| 作業指示 |
A - SoftLayerに関する文章のうち、「物理サーバーも利用可能なので」から「内に配置することができます。」までの部分を、両端の語句も含めて一字一句たがえずに書き写してください。
B - SoftLayerについて述べた文章を、最後の文の後から書き継いでください。

| 読解文 |

--------------------------------------------------

物理サーバーも利用可能なので、通常のライセンス体系のままで、Oracle RACのサポートが受けられる構成で構築可能です。
【参考】SoftLayer で学ぶ Oracle RAC 入門、ワン・コインの自己投資(その1)
物理サーバーを利用すれば、VMware社のESXiを動かすことも可能です。この自由度こそが、パブリッククラウドに求められていたものであり、私がSoftLayerを一押しする理由です。
閉域ネットワーク
SoftLayerでは、プライベートネットワーク内で利用できるサービスがいろいろと用意されています。NTPを利用するために、インターネット上のサーバーへアクセスする必要はありません。管理コンソールやAPI発行も、プライベートネットワーク内で完結させることができます。Windows Updateやアンチウイルス用のパターン定義ファイル更新もできます。疑似VIP利用のためにインターネット接続が必要となるAWSのような弱点は、持ち合わせていません。パブリッククラウドをセキュアに利用するための基盤が整っています。データベースやファイルサーバーを、閉じたプライベートネットワーク内に配置することができます。

--------------------------------------------------

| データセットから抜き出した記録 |
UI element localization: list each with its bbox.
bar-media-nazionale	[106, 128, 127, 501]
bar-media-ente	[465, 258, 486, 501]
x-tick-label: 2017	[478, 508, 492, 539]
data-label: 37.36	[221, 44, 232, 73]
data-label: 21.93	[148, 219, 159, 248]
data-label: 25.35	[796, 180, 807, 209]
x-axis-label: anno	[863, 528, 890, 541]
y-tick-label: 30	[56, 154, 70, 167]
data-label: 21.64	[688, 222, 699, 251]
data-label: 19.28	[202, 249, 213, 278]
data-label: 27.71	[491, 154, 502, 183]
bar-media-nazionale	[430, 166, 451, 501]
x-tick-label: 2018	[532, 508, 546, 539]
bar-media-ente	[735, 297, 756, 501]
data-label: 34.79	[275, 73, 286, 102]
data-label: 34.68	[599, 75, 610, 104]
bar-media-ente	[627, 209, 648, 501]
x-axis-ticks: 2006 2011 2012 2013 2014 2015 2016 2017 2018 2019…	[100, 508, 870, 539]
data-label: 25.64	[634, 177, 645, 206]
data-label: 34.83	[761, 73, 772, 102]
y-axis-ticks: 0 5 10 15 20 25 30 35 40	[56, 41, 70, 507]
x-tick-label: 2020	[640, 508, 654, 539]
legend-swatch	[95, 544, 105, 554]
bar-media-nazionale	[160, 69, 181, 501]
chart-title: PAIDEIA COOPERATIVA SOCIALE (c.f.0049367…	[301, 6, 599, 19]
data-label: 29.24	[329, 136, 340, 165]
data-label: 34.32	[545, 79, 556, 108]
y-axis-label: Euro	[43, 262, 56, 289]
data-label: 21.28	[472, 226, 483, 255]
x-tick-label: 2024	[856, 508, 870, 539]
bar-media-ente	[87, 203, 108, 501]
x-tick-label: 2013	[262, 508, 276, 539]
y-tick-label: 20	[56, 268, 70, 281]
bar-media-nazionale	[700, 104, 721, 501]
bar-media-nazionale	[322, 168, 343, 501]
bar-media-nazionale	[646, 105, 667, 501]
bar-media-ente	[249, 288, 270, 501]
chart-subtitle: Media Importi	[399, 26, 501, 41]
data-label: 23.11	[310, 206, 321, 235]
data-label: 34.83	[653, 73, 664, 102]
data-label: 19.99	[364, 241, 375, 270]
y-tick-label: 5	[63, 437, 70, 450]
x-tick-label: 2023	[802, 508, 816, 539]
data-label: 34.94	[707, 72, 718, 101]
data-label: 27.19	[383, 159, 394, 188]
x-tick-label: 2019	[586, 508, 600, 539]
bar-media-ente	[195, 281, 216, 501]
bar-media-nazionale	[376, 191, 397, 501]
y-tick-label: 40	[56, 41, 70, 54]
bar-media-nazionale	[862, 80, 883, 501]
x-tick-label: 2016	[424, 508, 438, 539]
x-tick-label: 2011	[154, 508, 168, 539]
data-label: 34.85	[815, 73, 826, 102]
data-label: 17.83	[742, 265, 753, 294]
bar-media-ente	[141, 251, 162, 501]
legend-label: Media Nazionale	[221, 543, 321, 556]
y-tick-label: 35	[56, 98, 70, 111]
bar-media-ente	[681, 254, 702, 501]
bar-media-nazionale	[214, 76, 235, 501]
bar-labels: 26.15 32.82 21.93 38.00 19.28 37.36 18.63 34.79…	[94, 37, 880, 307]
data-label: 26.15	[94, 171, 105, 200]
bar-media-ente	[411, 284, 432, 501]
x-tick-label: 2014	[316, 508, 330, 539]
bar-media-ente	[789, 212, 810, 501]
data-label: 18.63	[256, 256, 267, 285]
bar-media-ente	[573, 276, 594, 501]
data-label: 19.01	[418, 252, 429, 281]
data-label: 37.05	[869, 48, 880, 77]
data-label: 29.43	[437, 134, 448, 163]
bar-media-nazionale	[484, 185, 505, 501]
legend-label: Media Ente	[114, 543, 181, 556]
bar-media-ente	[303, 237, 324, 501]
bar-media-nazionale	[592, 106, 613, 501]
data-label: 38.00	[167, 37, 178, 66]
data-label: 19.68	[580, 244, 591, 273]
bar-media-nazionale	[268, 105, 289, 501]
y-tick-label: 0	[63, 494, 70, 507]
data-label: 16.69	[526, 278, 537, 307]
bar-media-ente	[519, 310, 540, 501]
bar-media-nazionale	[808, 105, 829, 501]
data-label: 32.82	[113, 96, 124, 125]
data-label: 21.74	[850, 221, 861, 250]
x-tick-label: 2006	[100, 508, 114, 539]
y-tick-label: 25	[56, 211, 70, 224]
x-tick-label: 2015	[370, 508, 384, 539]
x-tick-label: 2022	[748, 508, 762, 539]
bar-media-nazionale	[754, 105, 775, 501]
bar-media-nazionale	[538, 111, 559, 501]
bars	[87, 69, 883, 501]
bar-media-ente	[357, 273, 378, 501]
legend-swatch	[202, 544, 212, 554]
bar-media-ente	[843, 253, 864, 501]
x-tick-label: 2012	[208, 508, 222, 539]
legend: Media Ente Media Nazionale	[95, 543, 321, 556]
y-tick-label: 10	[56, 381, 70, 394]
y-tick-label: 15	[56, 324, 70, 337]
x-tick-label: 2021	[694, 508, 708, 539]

--------------------------------------------------

| 期待される結果 |
A -
物理サーバーも利用可能なので、通常のライセンス体系のままで、Oracle RACのサポートが受けられる構成で構築可能です。
【参考】SoftLayer で学ぶ Oracle RAC 入門、ワン・コインの自己投資(その1)
物理サーバーを利用すれば、VMware社のESXiを動かすことも可能です。この自由度こそが、パブリッククラウドに求められていたものであり、私がSoftLayerを一押しする理由です。
閉域ネットワーク
SoftLayerでは、プライベートネットワーク内で利用できるサービスがいろいろと用意されています。NTPを利用するために、インターネット上のサーバーへアクセスする必要はありません。管理コンソールやAPI発行も、プライベートネットワーク内で完結させることができます。Windows Updateやアンチウイルス用のパターン定義ファイル更新もできます。疑似VIP利用のためにインターネット接続が必要となるAWSのような弱点は、持ち合わせていません。パブリッククラウドをセキュアに利用するための基盤が整っています。データベースやファイルサーバーを、閉じたプライベートネットワーク内に配置することができます。

B -
共有ディスク
システムの冗長化を考えた場合には、共有ディスクも必要となります。SoftLayerでは、共有ディスクがサービスとして用意されています。ブロックデバイスとしてはiSCSIが利用可能です。ファイルシステムとしては、NFS、CIFSが利用可能です。
IaaSの部分については、競合他社との競争原理が働き、特にSoftLayerの仮想サーバーは、コストパフォーマンスの良さが光ります。有名どころのパブリッククラウドで実測すれば、その優秀さが際立っています。PaaSの部分は、どのクラウドでも言えることですが、望む仕様と用意されている仕様が合致している場合には、そのお手軽さがとてもうれしいものです。そうでない場合は、IaaS上に独自構築することになります。
IaaS上に共有ディスクを構築しようとした場合、SoftLayerでは、OSとしてQuantaStorを選択可能です。数十TBクラスのストレージが必要な場合や、複数のストレージを束ねたい場合に利用すると便利だと思われます。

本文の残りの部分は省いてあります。